What the task asks:
Select the lines below containing the word "measures".

Data in this exercise:
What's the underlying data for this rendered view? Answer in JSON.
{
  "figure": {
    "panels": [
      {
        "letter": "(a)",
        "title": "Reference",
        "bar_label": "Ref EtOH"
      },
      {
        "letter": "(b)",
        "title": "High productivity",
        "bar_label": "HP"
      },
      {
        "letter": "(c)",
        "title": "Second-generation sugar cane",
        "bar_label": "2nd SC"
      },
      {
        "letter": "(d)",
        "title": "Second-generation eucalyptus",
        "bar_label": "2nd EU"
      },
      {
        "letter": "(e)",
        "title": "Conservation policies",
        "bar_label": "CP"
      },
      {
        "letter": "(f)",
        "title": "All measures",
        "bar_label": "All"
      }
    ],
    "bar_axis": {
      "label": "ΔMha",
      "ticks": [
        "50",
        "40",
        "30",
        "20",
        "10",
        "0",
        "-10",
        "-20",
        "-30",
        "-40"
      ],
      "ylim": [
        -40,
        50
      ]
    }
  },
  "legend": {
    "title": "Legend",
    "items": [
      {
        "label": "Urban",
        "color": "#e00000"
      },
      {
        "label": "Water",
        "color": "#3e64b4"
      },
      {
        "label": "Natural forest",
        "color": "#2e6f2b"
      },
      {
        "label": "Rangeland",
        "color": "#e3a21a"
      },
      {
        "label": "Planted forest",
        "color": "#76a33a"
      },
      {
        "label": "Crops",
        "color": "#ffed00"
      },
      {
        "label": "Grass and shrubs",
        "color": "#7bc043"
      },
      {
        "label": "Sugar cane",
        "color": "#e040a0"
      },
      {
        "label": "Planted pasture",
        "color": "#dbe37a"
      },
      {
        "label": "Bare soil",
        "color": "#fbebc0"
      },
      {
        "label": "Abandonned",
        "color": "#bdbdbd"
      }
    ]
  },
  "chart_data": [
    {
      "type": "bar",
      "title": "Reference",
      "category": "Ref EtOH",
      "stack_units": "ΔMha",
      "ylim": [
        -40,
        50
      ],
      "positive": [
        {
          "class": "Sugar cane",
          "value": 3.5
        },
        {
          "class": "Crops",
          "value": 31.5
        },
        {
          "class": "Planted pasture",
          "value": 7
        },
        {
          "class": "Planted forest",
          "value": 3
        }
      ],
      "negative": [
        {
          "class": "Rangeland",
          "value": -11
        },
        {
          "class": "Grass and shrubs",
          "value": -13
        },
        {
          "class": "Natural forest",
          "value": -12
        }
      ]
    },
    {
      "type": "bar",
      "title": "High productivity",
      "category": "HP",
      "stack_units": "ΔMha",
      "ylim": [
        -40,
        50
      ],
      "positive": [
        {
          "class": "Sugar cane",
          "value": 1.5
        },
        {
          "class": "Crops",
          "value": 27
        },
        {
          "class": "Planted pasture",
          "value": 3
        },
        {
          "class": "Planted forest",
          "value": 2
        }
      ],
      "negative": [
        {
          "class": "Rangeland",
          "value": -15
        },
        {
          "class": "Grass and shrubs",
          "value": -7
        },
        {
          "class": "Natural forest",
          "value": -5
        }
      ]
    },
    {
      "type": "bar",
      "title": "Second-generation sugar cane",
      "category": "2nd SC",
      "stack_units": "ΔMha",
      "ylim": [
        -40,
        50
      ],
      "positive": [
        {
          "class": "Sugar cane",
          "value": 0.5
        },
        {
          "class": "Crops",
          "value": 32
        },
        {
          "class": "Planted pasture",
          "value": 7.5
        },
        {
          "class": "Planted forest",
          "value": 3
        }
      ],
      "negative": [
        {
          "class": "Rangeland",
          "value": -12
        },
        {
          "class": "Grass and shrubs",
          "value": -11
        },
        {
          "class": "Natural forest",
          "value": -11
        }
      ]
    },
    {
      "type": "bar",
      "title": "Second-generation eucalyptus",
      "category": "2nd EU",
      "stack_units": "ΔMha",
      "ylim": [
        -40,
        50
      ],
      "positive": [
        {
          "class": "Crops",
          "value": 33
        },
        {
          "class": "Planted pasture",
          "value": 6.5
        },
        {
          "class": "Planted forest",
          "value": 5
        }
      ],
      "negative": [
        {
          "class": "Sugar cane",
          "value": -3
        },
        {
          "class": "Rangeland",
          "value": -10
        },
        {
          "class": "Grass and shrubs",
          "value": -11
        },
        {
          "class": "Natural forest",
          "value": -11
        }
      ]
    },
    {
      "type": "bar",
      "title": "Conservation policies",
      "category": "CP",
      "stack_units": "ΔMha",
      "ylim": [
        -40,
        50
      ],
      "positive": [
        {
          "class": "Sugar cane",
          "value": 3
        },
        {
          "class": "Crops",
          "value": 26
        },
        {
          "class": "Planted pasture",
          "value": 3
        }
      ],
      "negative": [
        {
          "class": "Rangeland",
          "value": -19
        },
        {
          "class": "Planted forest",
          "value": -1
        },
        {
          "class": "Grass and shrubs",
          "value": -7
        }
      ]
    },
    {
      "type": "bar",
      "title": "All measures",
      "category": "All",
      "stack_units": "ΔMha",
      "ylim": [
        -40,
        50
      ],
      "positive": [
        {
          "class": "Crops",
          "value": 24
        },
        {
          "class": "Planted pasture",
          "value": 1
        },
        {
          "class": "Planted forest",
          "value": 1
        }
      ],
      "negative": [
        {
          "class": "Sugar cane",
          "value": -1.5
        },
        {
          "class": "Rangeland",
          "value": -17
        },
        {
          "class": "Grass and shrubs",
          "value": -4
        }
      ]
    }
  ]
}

Completed exercise:
        "title": "All measures",
      "title": "All measures",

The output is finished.